What you should do:
Reproduce the data word for word from its first line up to and including the line containing "UI element localization: list", leaving out the pictures.

** Start of Material for this exercise **

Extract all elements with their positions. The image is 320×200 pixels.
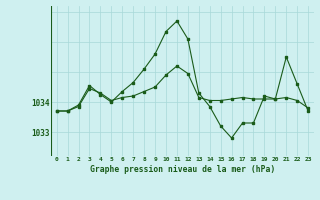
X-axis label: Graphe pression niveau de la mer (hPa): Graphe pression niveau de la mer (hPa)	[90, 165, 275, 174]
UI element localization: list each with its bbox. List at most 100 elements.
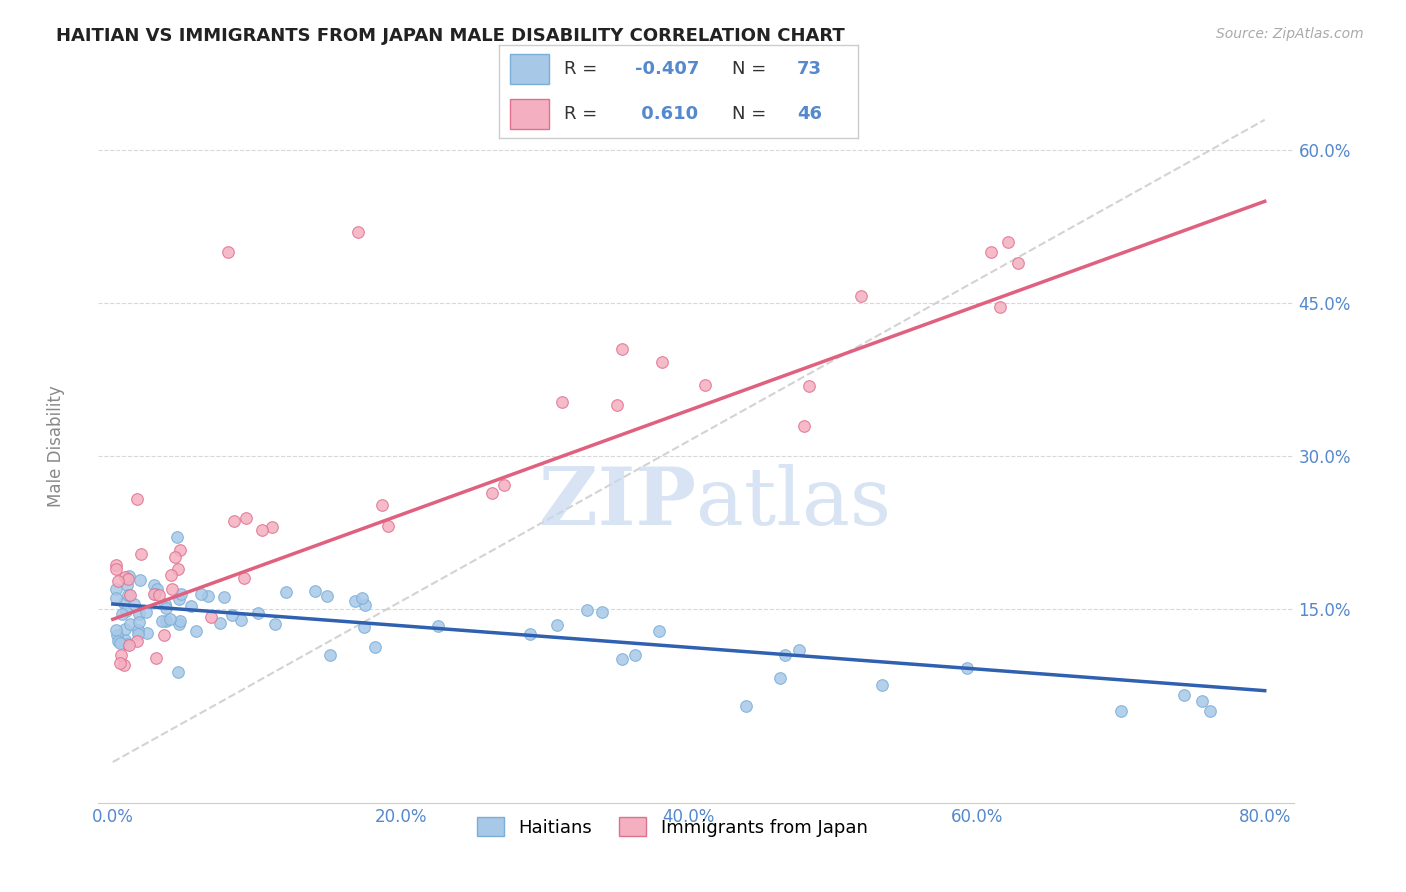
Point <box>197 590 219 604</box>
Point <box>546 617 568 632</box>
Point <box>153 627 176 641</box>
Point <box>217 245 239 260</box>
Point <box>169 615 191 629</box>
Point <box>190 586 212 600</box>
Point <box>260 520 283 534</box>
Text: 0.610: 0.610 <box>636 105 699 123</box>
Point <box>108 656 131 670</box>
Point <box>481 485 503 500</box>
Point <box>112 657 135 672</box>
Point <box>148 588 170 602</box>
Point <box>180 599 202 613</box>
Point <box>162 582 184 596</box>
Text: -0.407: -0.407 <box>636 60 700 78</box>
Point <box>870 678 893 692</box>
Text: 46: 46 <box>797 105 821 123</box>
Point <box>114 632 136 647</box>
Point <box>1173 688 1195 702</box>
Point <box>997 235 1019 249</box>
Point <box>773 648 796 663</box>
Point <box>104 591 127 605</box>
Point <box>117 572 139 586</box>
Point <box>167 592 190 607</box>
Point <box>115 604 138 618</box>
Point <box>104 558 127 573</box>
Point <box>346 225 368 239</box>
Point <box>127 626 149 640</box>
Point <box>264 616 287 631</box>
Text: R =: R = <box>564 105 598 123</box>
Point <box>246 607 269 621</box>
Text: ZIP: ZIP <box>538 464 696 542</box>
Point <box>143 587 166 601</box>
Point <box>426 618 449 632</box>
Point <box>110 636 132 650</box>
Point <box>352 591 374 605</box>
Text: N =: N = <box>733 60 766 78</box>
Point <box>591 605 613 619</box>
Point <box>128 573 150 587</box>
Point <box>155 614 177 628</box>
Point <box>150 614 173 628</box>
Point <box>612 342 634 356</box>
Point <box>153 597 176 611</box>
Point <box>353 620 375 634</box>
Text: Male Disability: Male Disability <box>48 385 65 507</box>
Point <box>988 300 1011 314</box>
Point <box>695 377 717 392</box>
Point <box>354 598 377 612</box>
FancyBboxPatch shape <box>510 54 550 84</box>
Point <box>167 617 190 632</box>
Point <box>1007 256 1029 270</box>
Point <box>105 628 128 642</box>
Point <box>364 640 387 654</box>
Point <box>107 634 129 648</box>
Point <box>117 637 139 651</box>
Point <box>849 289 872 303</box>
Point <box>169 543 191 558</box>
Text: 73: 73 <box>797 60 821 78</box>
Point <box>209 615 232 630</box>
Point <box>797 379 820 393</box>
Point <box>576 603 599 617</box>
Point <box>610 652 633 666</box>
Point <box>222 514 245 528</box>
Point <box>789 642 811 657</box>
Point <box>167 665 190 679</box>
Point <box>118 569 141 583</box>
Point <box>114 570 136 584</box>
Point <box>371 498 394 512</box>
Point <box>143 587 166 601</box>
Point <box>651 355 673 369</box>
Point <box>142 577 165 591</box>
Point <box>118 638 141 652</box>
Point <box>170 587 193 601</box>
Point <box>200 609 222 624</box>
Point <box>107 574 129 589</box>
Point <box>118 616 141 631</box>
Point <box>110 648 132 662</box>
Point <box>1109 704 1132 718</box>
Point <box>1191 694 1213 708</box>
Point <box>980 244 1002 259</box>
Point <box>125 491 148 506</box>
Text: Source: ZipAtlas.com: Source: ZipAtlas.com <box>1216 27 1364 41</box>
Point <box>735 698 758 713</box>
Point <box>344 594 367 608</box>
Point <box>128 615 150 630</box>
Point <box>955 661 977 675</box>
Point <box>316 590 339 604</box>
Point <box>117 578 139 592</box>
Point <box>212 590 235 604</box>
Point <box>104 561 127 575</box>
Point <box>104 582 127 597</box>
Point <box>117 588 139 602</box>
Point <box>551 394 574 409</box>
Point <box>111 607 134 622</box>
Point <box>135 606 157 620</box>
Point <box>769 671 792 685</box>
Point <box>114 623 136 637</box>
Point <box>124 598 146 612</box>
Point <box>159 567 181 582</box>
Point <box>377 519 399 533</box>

** End of Material for this exercise **

Output for this task:
Extract all elements with their positions. The image is 320×200 pixels.
X-axis label: Graphe pression niveau de la mer (hPa): Graphe pression niveau de la mer (hPa)	[90, 165, 275, 174]
UI element localization: list each with its bbox. List at most 100 elements.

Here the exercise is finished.